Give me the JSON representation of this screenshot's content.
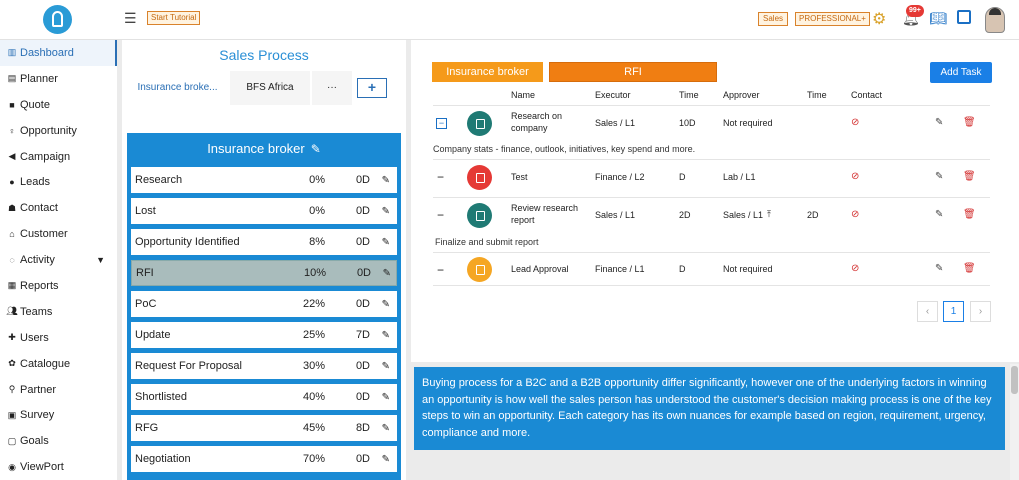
{
  "header": {
    "start_tutorial": "Start Tutorial",
    "sales_tag": "Sales",
    "plan_tag": "PROFESSIONAL+",
    "notification_count": "99+"
  },
  "sidebar": {
    "items": [
      {
        "label": "Dashboard",
        "icon": "bar-chart-icon"
      },
      {
        "label": "Planner",
        "icon": "planner-icon"
      },
      {
        "label": "Quote",
        "icon": "briefcase-icon"
      },
      {
        "label": "Opportunity",
        "icon": "bulb-icon"
      },
      {
        "label": "Campaign",
        "icon": "megaphone-icon"
      },
      {
        "label": "Leads",
        "icon": "leads-icon"
      },
      {
        "label": "Contact",
        "icon": "contact-icon"
      },
      {
        "label": "Customer",
        "icon": "bank-icon"
      },
      {
        "label": "Activity",
        "icon": "activity-icon"
      },
      {
        "label": "Reports",
        "icon": "reports-icon"
      },
      {
        "label": "Teams",
        "icon": "teams-icon"
      },
      {
        "label": "Users",
        "icon": "add-user-icon"
      },
      {
        "label": "Catalogue",
        "icon": "catalogue-icon"
      },
      {
        "label": "Partner",
        "icon": "partner-icon"
      },
      {
        "label": "Survey",
        "icon": "survey-icon"
      },
      {
        "label": "Goals",
        "icon": "goals-icon"
      },
      {
        "label": "ViewPort",
        "icon": "eye-icon"
      }
    ]
  },
  "sales": {
    "title": "Sales Process",
    "tabs": [
      "Insurance broke...",
      "BFS Africa",
      "···"
    ],
    "add_label": "+",
    "stage_title": "Insurance broker",
    "stages": [
      {
        "name": "Research",
        "pct": "0%",
        "days": "0D"
      },
      {
        "name": "Lost",
        "pct": "0%",
        "days": "0D"
      },
      {
        "name": "Opportunity Identified",
        "pct": "8%",
        "days": "0D"
      },
      {
        "name": "RFI",
        "pct": "10%",
        "days": "0D"
      },
      {
        "name": "PoC",
        "pct": "22%",
        "days": "0D"
      },
      {
        "name": "Update",
        "pct": "25%",
        "days": "7D"
      },
      {
        "name": "Request For Proposal",
        "pct": "30%",
        "days": "0D"
      },
      {
        "name": "Shortlisted",
        "pct": "40%",
        "days": "0D"
      },
      {
        "name": "RFG",
        "pct": "45%",
        "days": "8D"
      },
      {
        "name": "Negotiation",
        "pct": "70%",
        "days": "0D"
      }
    ]
  },
  "tasks": {
    "stage_label": "Insurance broker",
    "step_label": "RFI",
    "add_task": "Add Task",
    "columns": [
      "Name",
      "Executor",
      "Time",
      "Approver",
      "Time",
      "Contact"
    ],
    "rows": [
      {
        "name": "Research on company",
        "executor": "Sales / L1",
        "time": "10D",
        "approver": "Not required",
        "time2": "",
        "color": "#1f7a74"
      },
      {
        "name": "Test",
        "executor": "Finance / L2",
        "time": "D",
        "approver": "Lab / L1",
        "time2": "",
        "color": "#e53935"
      },
      {
        "name": "Review research report",
        "executor": "Sales / L1",
        "time": "2D",
        "approver": "Sales / L1",
        "time2": "2D",
        "color": "#1f7a74"
      },
      {
        "name": "Lead Approval",
        "executor": "Finance / L1",
        "time": "D",
        "approver": "Not required",
        "time2": "",
        "color": "#f5a623"
      }
    ],
    "note1": "Company stats - finance, outlook, initiatives, key spend and more.",
    "note2": "Finalize and submit report",
    "page": "1"
  },
  "info": {
    "text": "Buying process for a B2C and a B2B opportunity differ significantly, however one of the underlying factors in winning an opportunity is how well the sales person has understood the customer's decision making process is one of the key steps to win an opportunity. Each category has its own nuances for example based on region, requirement, urgency, compliance and more."
  }
}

### Exercise aim
Print out the whole of the material word for word, without pictures.

### Reply
Give me the JSON representation of this screenshot's content.
{
  "header": {
    "start_tutorial": "Start Tutorial",
    "sales_tag": "Sales",
    "plan_tag": "PROFESSIONAL+",
    "notification_count": "99+"
  },
  "sidebar": {
    "items": [
      {
        "label": "Dashboard",
        "icon": "bar-chart-icon"
      },
      {
        "label": "Planner",
        "icon": "planner-icon"
      },
      {
        "label": "Quote",
        "icon": "briefcase-icon"
      },
      {
        "label": "Opportunity",
        "icon": "bulb-icon"
      },
      {
        "label": "Campaign",
        "icon": "megaphone-icon"
      },
      {
        "label": "Leads",
        "icon": "leads-icon"
      },
      {
        "label": "Contact",
        "icon": "contact-icon"
      },
      {
        "label": "Customer",
        "icon": "bank-icon"
      },
      {
        "label": "Activity",
        "icon": "activity-icon"
      },
      {
        "label": "Reports",
        "icon": "reports-icon"
      },
      {
        "label": "Teams",
        "icon": "teams-icon"
      },
      {
        "label": "Users",
        "icon": "add-user-icon"
      },
      {
        "label": "Catalogue",
        "icon": "catalogue-icon"
      },
      {
        "label": "Partner",
        "icon": "partner-icon"
      },
      {
        "label": "Survey",
        "icon": "survey-icon"
      },
      {
        "label": "Goals",
        "icon": "goals-icon"
      },
      {
        "label": "ViewPort",
        "icon": "eye-icon"
      }
    ]
  },
  "sales": {
    "title": "Sales Process",
    "tabs": [
      "Insurance broke...",
      "BFS Africa",
      "···"
    ],
    "add_label": "+",
    "stage_title": "Insurance broker",
    "stages": [
      {
        "name": "Research",
        "pct": "0%",
        "days": "0D"
      },
      {
        "name": "Lost",
        "pct": "0%",
        "days": "0D"
      },
      {
        "name": "Opportunity Identified",
        "pct": "8%",
        "days": "0D"
      },
      {
        "name": "RFI",
        "pct": "10%",
        "days": "0D"
      },
      {
        "name": "PoC",
        "pct": "22%",
        "days": "0D"
      },
      {
        "name": "Update",
        "pct": "25%",
        "days": "7D"
      },
      {
        "name": "Request For Proposal",
        "pct": "30%",
        "days": "0D"
      },
      {
        "name": "Shortlisted",
        "pct": "40%",
        "days": "0D"
      },
      {
        "name": "RFG",
        "pct": "45%",
        "days": "8D"
      },
      {
        "name": "Negotiation",
        "pct": "70%",
        "days": "0D"
      }
    ]
  },
  "tasks": {
    "stage_label": "Insurance broker",
    "step_label": "RFI",
    "add_task": "Add Task",
    "columns": [
      "Name",
      "Executor",
      "Time",
      "Approver",
      "Time",
      "Contact"
    ],
    "rows": [
      {
        "name": "Research on company",
        "executor": "Sales / L1",
        "time": "10D",
        "approver": "Not required",
        "time2": "",
        "color": "#1f7a74"
      },
      {
        "name": "Test",
        "executor": "Finance / L2",
        "time": "D",
        "approver": "Lab / L1",
        "time2": "",
        "color": "#e53935"
      },
      {
        "name": "Review research report",
        "executor": "Sales / L1",
        "time": "2D",
        "approver": "Sales / L1",
        "time2": "2D",
        "color": "#1f7a74"
      },
      {
        "name": "Lead Approval",
        "executor": "Finance / L1",
        "time": "D",
        "approver": "Not required",
        "time2": "",
        "color": "#f5a623"
      }
    ],
    "note1": "Company stats - finance, outlook, initiatives, key spend and more.",
    "note2": "Finalize and submit report",
    "page": "1"
  },
  "info": {
    "text": "Buying process for a B2C and a B2B opportunity differ significantly, however one of the underlying factors in winning an opportunity is how well the sales person has understood the customer's decision making process is one of the key steps to win an opportunity. Each category has its own nuances for example based on region, requirement, urgency, compliance and more."
  }
}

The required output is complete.